— begin GIVEN INFORMATION —
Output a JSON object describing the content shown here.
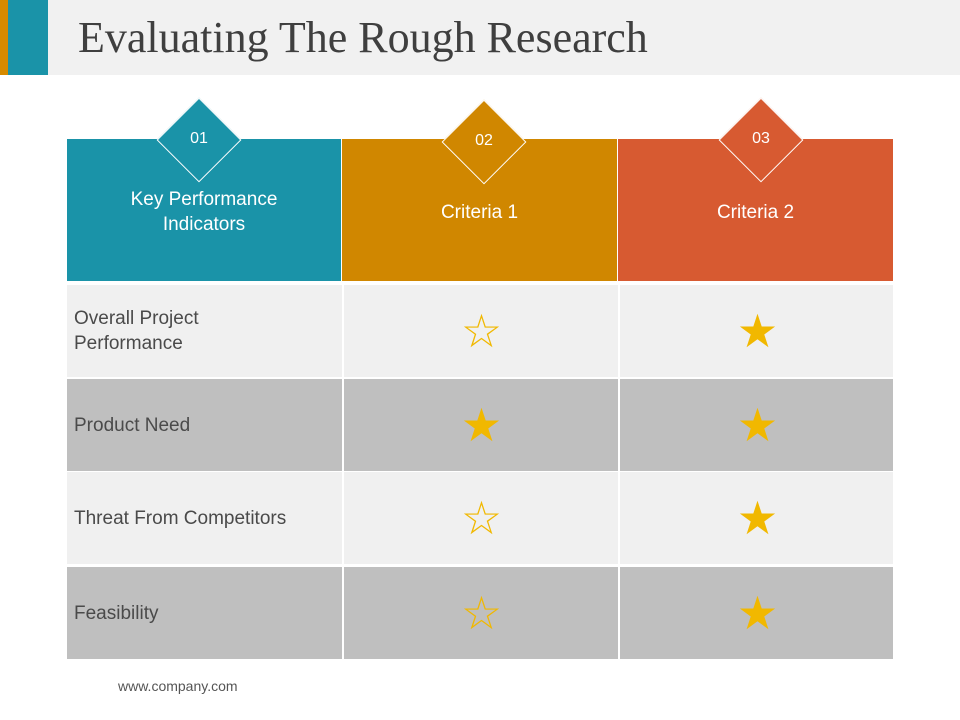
{
  "slide": {
    "title": "Evaluating The Rough Research",
    "footer": "www.company.com"
  },
  "columns": [
    {
      "number": "01",
      "label": "Key Performance Indicators",
      "color": "#1a93a8"
    },
    {
      "number": "02",
      "label": "Criteria 1",
      "color": "#d08700"
    },
    {
      "number": "03",
      "label": "Criteria 2",
      "color": "#d75a31"
    }
  ],
  "rows": [
    {
      "label": "Overall Project Performance",
      "criteria_1": "outline-star-icon",
      "criteria_2": "filled-star-icon"
    },
    {
      "label": "Product Need",
      "criteria_1": "filled-star-icon",
      "criteria_2": "filled-star-icon"
    },
    {
      "label": "Threat From Competitors",
      "criteria_1": "outline-star-icon",
      "criteria_2": "filled-star-icon"
    },
    {
      "label": "Feasibility",
      "criteria_1": "outline-star-icon",
      "criteria_2": "filled-star-icon"
    }
  ],
  "colors": {
    "star": "#f1b800",
    "row_light": "#f0f0f0",
    "row_dark": "#bfbfbf"
  }
}
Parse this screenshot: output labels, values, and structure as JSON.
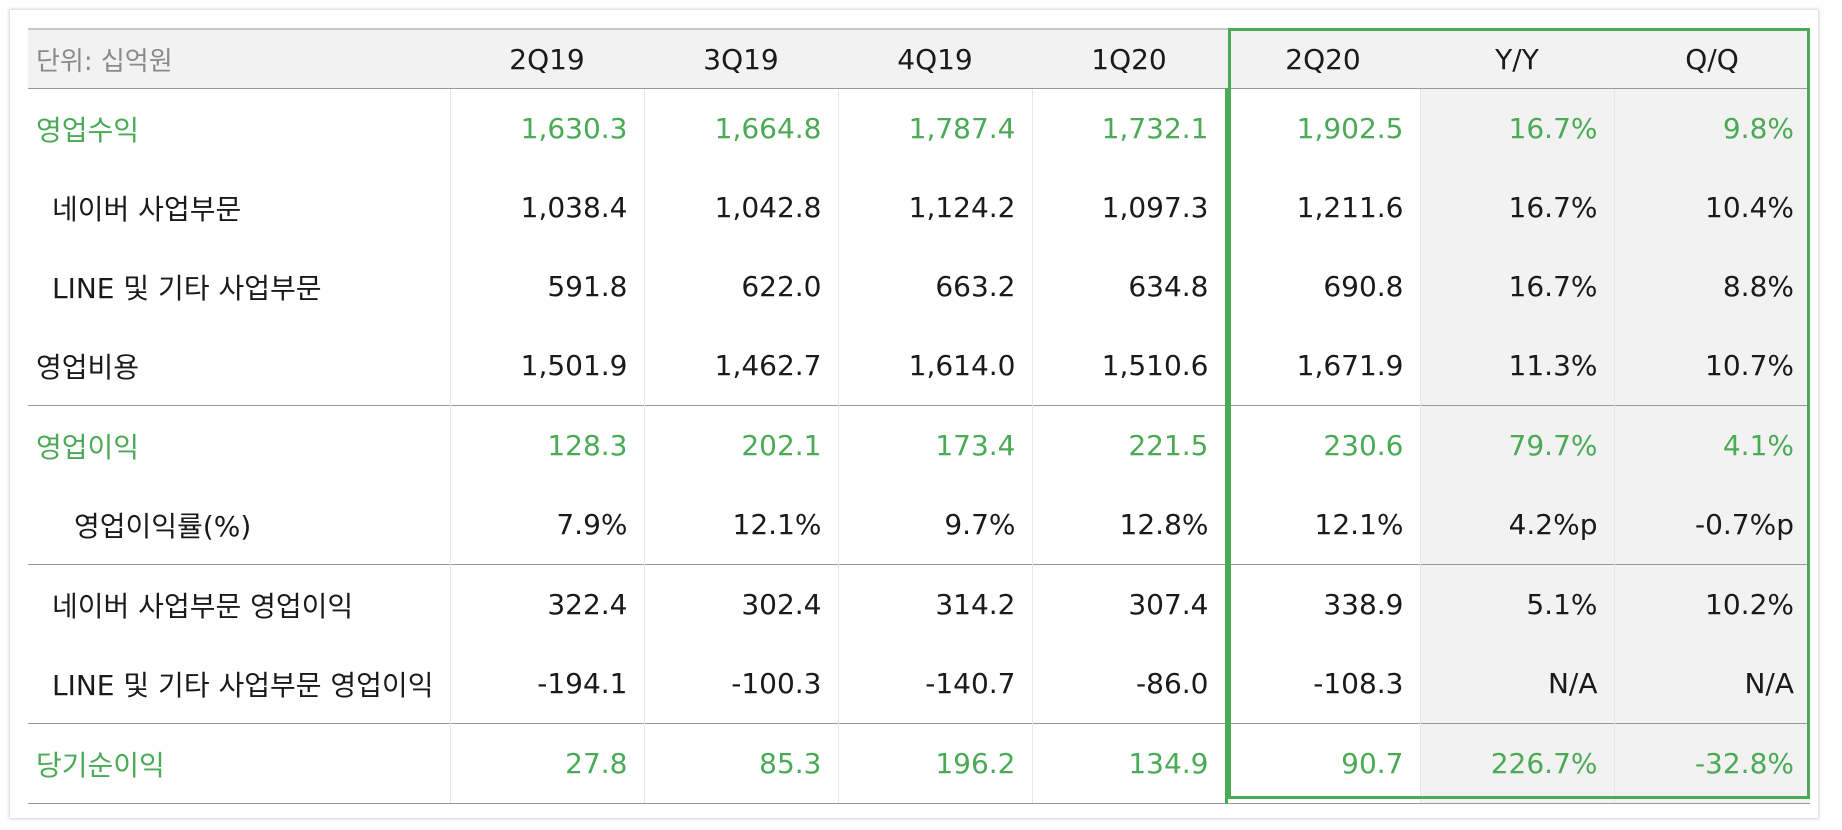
{
  "table": {
    "unit_label": "단위: 십억원",
    "columns": [
      "2Q19",
      "3Q19",
      "4Q19",
      "1Q20",
      "2Q20",
      "Y/Y",
      "Q/Q"
    ],
    "rows": [
      {
        "label": "영업수익",
        "values": [
          "1,630.3",
          "1,664.8",
          "1,787.4",
          "1,732.1",
          "1,902.5",
          "16.7%",
          "9.8%"
        ]
      },
      {
        "label": "네이버 사업부문",
        "values": [
          "1,038.4",
          "1,042.8",
          "1,124.2",
          "1,097.3",
          "1,211.6",
          "16.7%",
          "10.4%"
        ]
      },
      {
        "label": "LINE 및 기타 사업부문",
        "values": [
          "591.8",
          "622.0",
          "663.2",
          "634.8",
          "690.8",
          "16.7%",
          "8.8%"
        ]
      },
      {
        "label": "영업비용",
        "values": [
          "1,501.9",
          "1,462.7",
          "1,614.0",
          "1,510.6",
          "1,671.9",
          "11.3%",
          "10.7%"
        ]
      },
      {
        "label": "영업이익",
        "values": [
          "128.3",
          "202.1",
          "173.4",
          "221.5",
          "230.6",
          "79.7%",
          "4.1%"
        ]
      },
      {
        "label": "영업이익률(%)",
        "values": [
          "7.9%",
          "12.1%",
          "9.7%",
          "12.8%",
          "12.1%",
          "4.2%p",
          "-0.7%p"
        ]
      },
      {
        "label": "네이버 사업부문 영업이익",
        "values": [
          "322.4",
          "302.4",
          "314.2",
          "307.4",
          "338.9",
          "5.1%",
          "10.2%"
        ]
      },
      {
        "label": "LINE 및 기타 사업부문 영업이익",
        "values": [
          "-194.1",
          "-100.3",
          "-140.7",
          "-86.0",
          "-108.3",
          "N/A",
          "N/A"
        ]
      },
      {
        "label": "당기순이익",
        "values": [
          "27.8",
          "85.3",
          "196.2",
          "134.9",
          "90.7",
          "226.7%",
          "-32.8%"
        ]
      }
    ]
  },
  "colors": {
    "accent_green": "#4aaa55",
    "header_bg": "#f2f2f2",
    "text": "#1a1a1a"
  }
}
— end GIVEN INFORMATION —
YOUR INSTRUCTIONS =>
From the data above, write out everything exactly except the pictures.

EXPECTED ANSWER =>
Output a JSON object describing the content shown here.
{
  "slide": {
    "title": "Evaluating The Rough Research",
    "footer": "www.company.com"
  },
  "columns": [
    {
      "number": "01",
      "label": "Key Performance Indicators",
      "color": "#1a93a8"
    },
    {
      "number": "02",
      "label": "Criteria 1",
      "color": "#d08700"
    },
    {
      "number": "03",
      "label": "Criteria 2",
      "color": "#d75a31"
    }
  ],
  "rows": [
    {
      "label": "Overall Project Performance",
      "criteria_1": "outline-star-icon",
      "criteria_2": "filled-star-icon"
    },
    {
      "label": "Product Need",
      "criteria_1": "filled-star-icon",
      "criteria_2": "filled-star-icon"
    },
    {
      "label": "Threat From Competitors",
      "criteria_1": "outline-star-icon",
      "criteria_2": "filled-star-icon"
    },
    {
      "label": "Feasibility",
      "criteria_1": "outline-star-icon",
      "criteria_2": "filled-star-icon"
    }
  ],
  "colors": {
    "star": "#f1b800",
    "row_light": "#f0f0f0",
    "row_dark": "#bfbfbf"
  }
}
Parse this screenshot: output labels, values, and structure as JSON.
{
  "table": {
    "unit_label": "단위: 십억원",
    "columns": [
      "2Q19",
      "3Q19",
      "4Q19",
      "1Q20",
      "2Q20",
      "Y/Y",
      "Q/Q"
    ],
    "rows": [
      {
        "label": "영업수익",
        "values": [
          "1,630.3",
          "1,664.8",
          "1,787.4",
          "1,732.1",
          "1,902.5",
          "16.7%",
          "9.8%"
        ]
      },
      {
        "label": "네이버 사업부문",
        "values": [
          "1,038.4",
          "1,042.8",
          "1,124.2",
          "1,097.3",
          "1,211.6",
          "16.7%",
          "10.4%"
        ]
      },
      {
        "label": "LINE 및 기타 사업부문",
        "values": [
          "591.8",
          "622.0",
          "663.2",
          "634.8",
          "690.8",
          "16.7%",
          "8.8%"
        ]
      },
      {
        "label": "영업비용",
        "values": [
          "1,501.9",
          "1,462.7",
          "1,614.0",
          "1,510.6",
          "1,671.9",
          "11.3%",
          "10.7%"
        ]
      },
      {
        "label": "영업이익",
        "values": [
          "128.3",
          "202.1",
          "173.4",
          "221.5",
          "230.6",
          "79.7%",
          "4.1%"
        ]
      },
      {
        "label": "영업이익률(%)",
        "values": [
          "7.9%",
          "12.1%",
          "9.7%",
          "12.8%",
          "12.1%",
          "4.2%p",
          "-0.7%p"
        ]
      },
      {
        "label": "네이버 사업부문 영업이익",
        "values": [
          "322.4",
          "302.4",
          "314.2",
          "307.4",
          "338.9",
          "5.1%",
          "10.2%"
        ]
      },
      {
        "label": "LINE 및 기타 사업부문 영업이익",
        "values": [
          "-194.1",
          "-100.3",
          "-140.7",
          "-86.0",
          "-108.3",
          "N/A",
          "N/A"
        ]
      },
      {
        "label": "당기순이익",
        "values": [
          "27.8",
          "85.3",
          "196.2",
          "134.9",
          "90.7",
          "226.7%",
          "-32.8%"
        ]
      }
    ]
  },
  "colors": {
    "accent_green": "#4aaa55",
    "header_bg": "#f2f2f2",
    "text": "#1a1a1a"
  }
}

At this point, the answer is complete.